• MATERIAL FOR THE TASK:
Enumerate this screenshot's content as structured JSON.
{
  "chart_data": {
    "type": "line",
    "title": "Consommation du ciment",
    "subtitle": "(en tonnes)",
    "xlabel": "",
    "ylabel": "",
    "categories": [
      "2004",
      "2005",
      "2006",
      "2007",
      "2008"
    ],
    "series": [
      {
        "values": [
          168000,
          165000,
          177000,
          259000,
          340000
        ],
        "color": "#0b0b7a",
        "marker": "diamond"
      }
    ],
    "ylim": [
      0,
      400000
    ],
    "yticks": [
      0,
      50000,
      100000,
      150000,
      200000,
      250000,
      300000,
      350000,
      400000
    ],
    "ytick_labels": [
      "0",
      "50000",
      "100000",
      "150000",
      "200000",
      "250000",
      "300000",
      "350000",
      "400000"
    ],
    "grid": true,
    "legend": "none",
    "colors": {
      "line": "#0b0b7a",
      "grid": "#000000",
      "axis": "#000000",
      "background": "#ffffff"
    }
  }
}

• TASK PROMPT: Please reproduce every line of the material word for word.

• EXERCISE ANSWER:
Enumerate this screenshot's content as structured JSON.
{
  "chart_data": {
    "type": "line",
    "title": "Consommation du ciment",
    "subtitle": "(en tonnes)",
    "xlabel": "",
    "ylabel": "",
    "categories": [
      "2004",
      "2005",
      "2006",
      "2007",
      "2008"
    ],
    "series": [
      {
        "values": [
          168000,
          165000,
          177000,
          259000,
          340000
        ],
        "color": "#0b0b7a",
        "marker": "diamond"
      }
    ],
    "ylim": [
      0,
      400000
    ],
    "yticks": [
      0,
      50000,
      100000,
      150000,
      200000,
      250000,
      300000,
      350000,
      400000
    ],
    "ytick_labels": [
      "0",
      "50000",
      "100000",
      "150000",
      "200000",
      "250000",
      "300000",
      "350000",
      "400000"
    ],
    "grid": true,
    "legend": "none",
    "colors": {
      "line": "#0b0b7a",
      "grid": "#000000",
      "axis": "#000000",
      "background": "#ffffff"
    }
  }
}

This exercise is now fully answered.